## Extracted records

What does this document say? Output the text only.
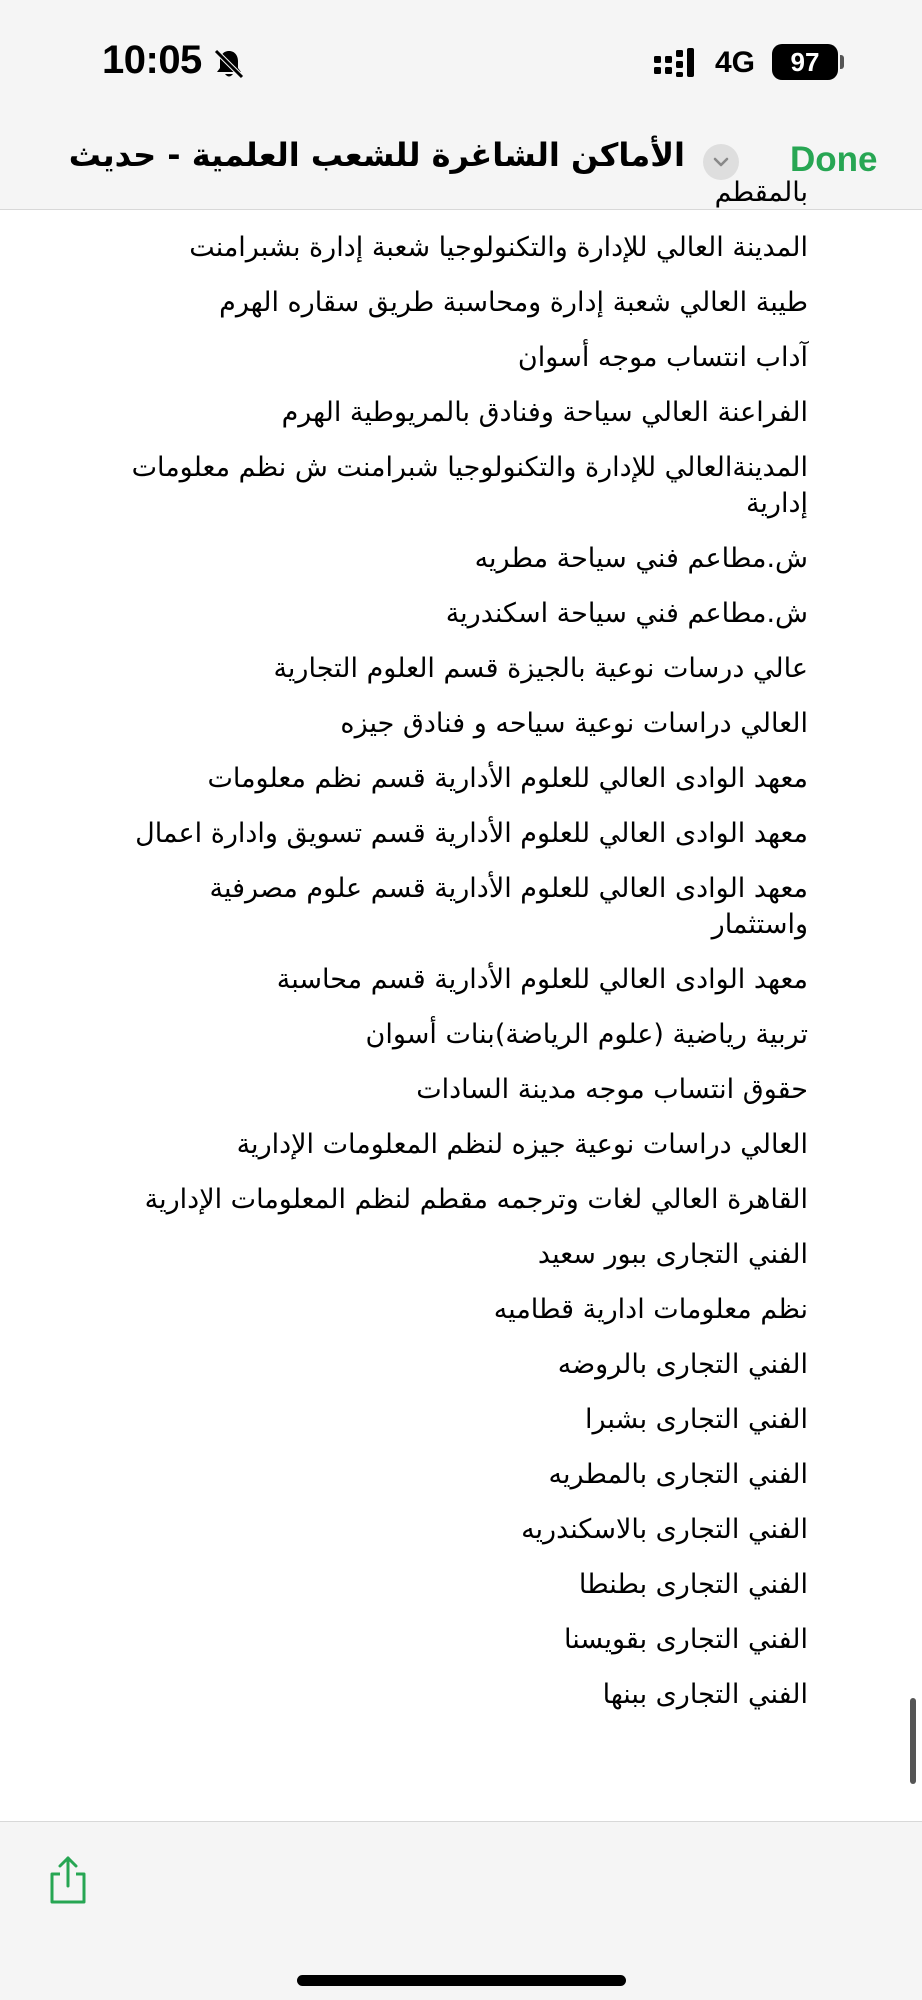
10:05	4G	97
الأماكن الشاغرة للشعب العلمية - حديث	Done
بالمقطم
المدينة العالي للإدارة والتكنولوجيا شعبة إدارة بشبرامنت
طيبة العالي شعبة إدارة ومحاسبة طريق سقاره الهرم
آداب انتساب موجه أسوان
الفراعنة العالي سياحة وفنادق بالمريوطية الهرم
المدينةالعالي للإدارة والتكنولوجيا شبرامنت ش نظم معلومات إدارية
ش.مطاعم فني سياحة مطريه
ش.مطاعم فني سياحة اسكندرية
عالي درسات نوعية بالجيزة قسم العلوم التجارية
العالي دراسات نوعية سياحه و فنادق جيزه
معهد الوادى العالي للعلوم الأدارية قسم نظم معلومات
معهد الوادى العالي للعلوم الأدارية قسم تسويق وادارة اعمال
معهد الوادى العالي للعلوم الأدارية قسم علوم مصرفية واستثمار
معهد الوادى العالي للعلوم الأدارية قسم محاسبة
تربية رياضية (علوم الرياضة)بنات أسوان
حقوق انتساب موجه مدينة السادات
العالي دراسات نوعية جيزه لنظم المعلومات الإدارية
القاهرة العالي لغات وترجمه مقطم لنظم المعلومات الإدارية
الفني التجارى ببور سعيد
نظم معلومات ادارية قطاميه
الفني التجارى بالروضه
الفني التجارى بشبرا
الفني التجارى بالمطريه
الفني التجارى بالاسكندريه
الفني التجارى بطنطا
الفني التجارى بقويسنا
الفني التجارى ببنها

## Requirements
Each record should be quoted exactly, with the images omitted.

## Response for this exercise
What does this document say? Output the text only.
10:05	4G	97
الأماكن الشاغرة للشعب العلمية - حديث	Done
بالمقطم
المدينة العالي للإدارة والتكنولوجيا شعبة إدارة بشبرامنت
طيبة العالي شعبة إدارة ومحاسبة طريق سقاره الهرم
آداب انتساب موجه أسوان
الفراعنة العالي سياحة وفنادق بالمريوطية الهرم
المدينةالعالي للإدارة والتكنولوجيا شبرامنت ش نظم معلومات إدارية
ش.مطاعم فني سياحة مطريه
ش.مطاعم فني سياحة اسكندرية
عالي درسات نوعية بالجيزة قسم العلوم التجارية
العالي دراسات نوعية سياحه و فنادق جيزه
معهد الوادى العالي للعلوم الأدارية قسم نظم معلومات
معهد الوادى العالي للعلوم الأدارية قسم تسويق وادارة اعمال
معهد الوادى العالي للعلوم الأدارية قسم علوم مصرفية واستثمار
معهد الوادى العالي للعلوم الأدارية قسم محاسبة
تربية رياضية (علوم الرياضة)بنات أسوان
حقوق انتساب موجه مدينة السادات
العالي دراسات نوعية جيزه لنظم المعلومات الإدارية
القاهرة العالي لغات وترجمه مقطم لنظم المعلومات الإدارية
الفني التجارى ببور سعيد
نظم معلومات ادارية قطاميه
الفني التجارى بالروضه
الفني التجارى بشبرا
الفني التجارى بالمطريه
الفني التجارى بالاسكندريه
الفني التجارى بطنطا
الفني التجارى بقويسنا
الفني التجارى ببنها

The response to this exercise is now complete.